-- Excerpt start --

Hi! I use the tensorwatch on pytorch 0.4.1 version platform, it shows the error “RuntimeError: torch/csrc/autograd/generated/VariableType.cpp:24095: expand_as: Assertion jit::tracer::ArgumentStash::empty() failed.” Why is there such a mistake? How to slove it ? Thanks!
My code is as follows:
import torch
import torch.nn as nn
import torch.nn.init as init
import torch.nn.functional as F
from torch.nn.functional import interpolate as interpolate
def channel_shuffle(x,groups):
batchsize, num_channels, height, width = x.data.size()
channels_per_group = num_channels // groups
#reshape
x = x.view(batchsize,groups,
channels_per_group,height,width)
x = torch.transpose(x,1,2).contiguous()
#flatten
x = x.view(batchsize,-1,height,width)
return x
class Conv2dBnRelu(nn.Module):
def __init__(self,in_ch,out_ch,kernel_size=3,stride=1,padding=0,dilation=1,bias=True):
super(Conv2dBnRelu,self).__init__()
self.conv = nn.Sequential(
nn.Conv2d(in_ch,out_ch,kernel_size,stride,padding,dilation=dilation,bias=bias),
nn.BatchNorm2d(out_ch, eps=1e-3),
nn.ReLU(inplace=True)
)
def forward(self, x):
return self.conv(x)
##after Concat -> BN, you also can use Dropout like SS_nbt_module may be make a good result!
class DownsamplerBlock (nn.Module):
def __init__(self, in_channel, out_channel):
super().__init__()
self.conv = nn.Conv2d(in_channel, out_channel-in_channel, (3, 3), stride=2, padding=1, bias=True)
self.pool = nn.MaxPool2d(2, stride=2)
self.bn = nn.BatchNorm2d(out_channel, eps=1e-3)
self.relu = nn.ReLU(inplace=True)
def forward(self, input):
output = torch.cat([self.conv(input), self.pool(input)], 1)
output = self.bn(output)
output = self.relu(output)
return output
class SS_nbt_module(nn.Module):
def __init__(self, chann, dropprob, dilated):
super().__init__()
oup_inc = chann//2
#dw
self.conv3x1_1_l = nn.Conv2d(oup_inc, oup_inc, (3,1), stride=1, padding=(1,0), bias=True)
self.conv1x3_1_l = nn.Conv2d(oup_inc, oup_inc, (1,3), stride=1, padding=(0,1), bias=True)
self.bn1_l = nn.BatchNorm2d(oup_inc, eps=1e-03)
self.conv3x1_2_l = nn.Conv2d(oup_inc, oup_inc, (3,1), stride=1, padding=(1*dilated,0), bias=True, dilation = (dilated,1))
self.conv1x3_2_l = nn.Conv2d(oup_inc, oup_inc, (1,3), stride=1, padding=(0,1*dilated), bias=True, dilation = (1,dilated))
self.bn2_l = nn.BatchNorm2d(oup_inc, eps=1e-03)

-- Excerpt end --
-- Data records start --

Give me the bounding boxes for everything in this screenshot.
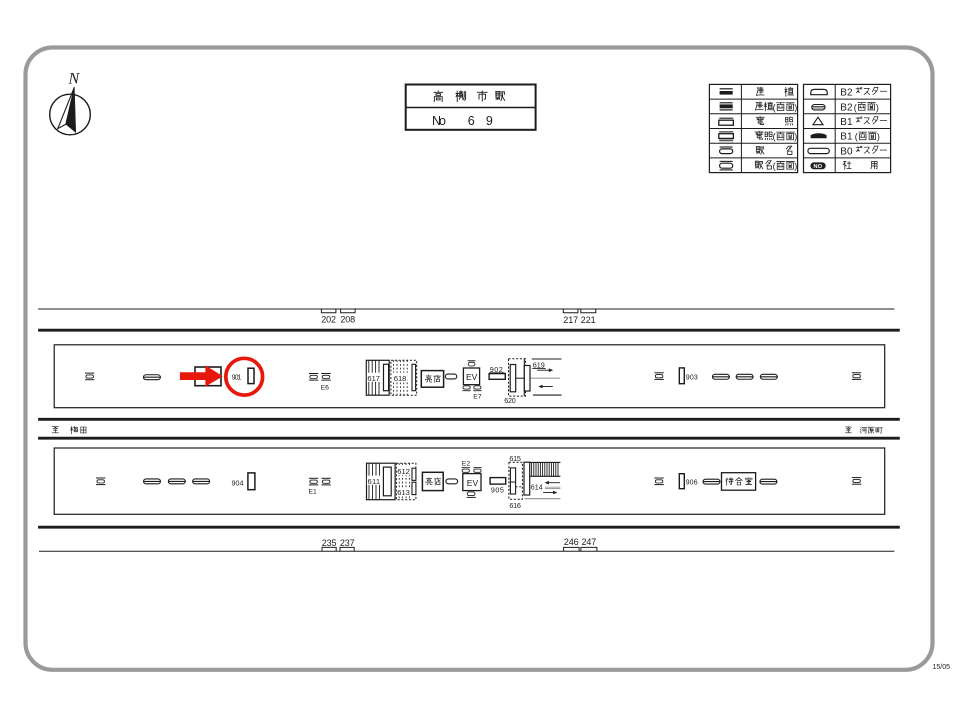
svg-text:617: 617 xyxy=(367,374,380,383)
svg-text:E2: E2 xyxy=(462,461,471,468)
svg-text:E1: E1 xyxy=(309,489,318,496)
svg-text:(: ( xyxy=(773,102,776,112)
svg-text:B2: B2 xyxy=(840,88,853,99)
svg-text:B1: B1 xyxy=(840,132,853,143)
svg-text:217: 217 xyxy=(563,315,578,325)
svg-text:15/05: 15/05 xyxy=(933,664,951,671)
svg-text:208: 208 xyxy=(340,315,355,325)
svg-text:202: 202 xyxy=(321,315,336,325)
svg-text:616: 616 xyxy=(509,501,521,510)
svg-text:906: 906 xyxy=(686,480,698,487)
svg-text:613: 613 xyxy=(397,488,410,497)
svg-text:618: 618 xyxy=(394,374,407,383)
svg-text:(: ( xyxy=(854,102,857,112)
svg-text:B0: B0 xyxy=(840,146,853,157)
svg-text:614: 614 xyxy=(531,483,543,492)
svg-text:EV: EV xyxy=(467,478,479,488)
svg-text:6: 6 xyxy=(468,114,475,128)
svg-text:): ) xyxy=(877,132,880,142)
svg-text:N: N xyxy=(68,71,81,88)
svg-text:B1: B1 xyxy=(840,117,853,128)
svg-text:No: No xyxy=(432,114,446,128)
svg-text:620: 620 xyxy=(504,396,516,405)
svg-text:247: 247 xyxy=(582,537,597,547)
svg-text:246: 246 xyxy=(564,537,579,547)
svg-text:(: ( xyxy=(773,132,776,142)
svg-text:905: 905 xyxy=(491,485,504,494)
svg-text:NO: NO xyxy=(813,164,822,170)
svg-text:221: 221 xyxy=(581,315,596,325)
svg-text:903: 903 xyxy=(686,375,698,382)
svg-text:237: 237 xyxy=(340,538,355,548)
svg-text:B2: B2 xyxy=(840,102,853,113)
svg-text:904: 904 xyxy=(232,479,244,488)
svg-text:615: 615 xyxy=(509,454,521,463)
svg-text:9: 9 xyxy=(486,114,493,128)
svg-text:): ) xyxy=(794,132,797,142)
svg-text:611: 611 xyxy=(368,477,381,486)
svg-text:E7: E7 xyxy=(473,394,482,401)
svg-text:235: 235 xyxy=(322,538,337,548)
svg-text:): ) xyxy=(794,161,797,171)
svg-text:612: 612 xyxy=(397,467,410,476)
svg-text:901: 901 xyxy=(232,374,242,381)
svg-text:): ) xyxy=(794,102,797,112)
svg-text:E6: E6 xyxy=(321,384,330,391)
svg-text:(: ( xyxy=(855,132,858,142)
svg-text:EV: EV xyxy=(466,372,478,382)
svg-text:(: ( xyxy=(773,161,776,171)
svg-text:): ) xyxy=(876,102,879,112)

-- Data records end --

*Parts of the exercise*.
1. Translate this sentence from the forum post into Spanish: "Why is there such a mistake?"
2. In the forum post, what reason does the comment beginning "after Concat -> BN" give for also using Dropout at that point? Answer in one to three sentences.
3. Print the part of the forum post starting with "self.relu = nn.ReLU(inplace=True)" and going on through "stride=1, padding=(1,0), bias=True)".

*Solution list*.
1. ¿Por qué se produce un error así?

2. The comment says that adding Dropout after the concatenation and batch normalization, as SS_nbt_module does, may produce a good result.

3.
self.relu = nn.ReLU(inplace=True)
def forward(self, input):
output = torch.cat([self.conv(input), self.pool(input)], 1)
output = self.bn(output)
output = self.relu(output)
return output
class SS_nbt_module(nn.Module):
def __init__(self, chann, dropprob, dilated):
super().__init__()
oup_inc = chann//2
#dw
self.conv3x1_1_l = nn.Conv2d(oup_inc, oup_inc, (3,1), stride=1, padding=(1,0), bias=True)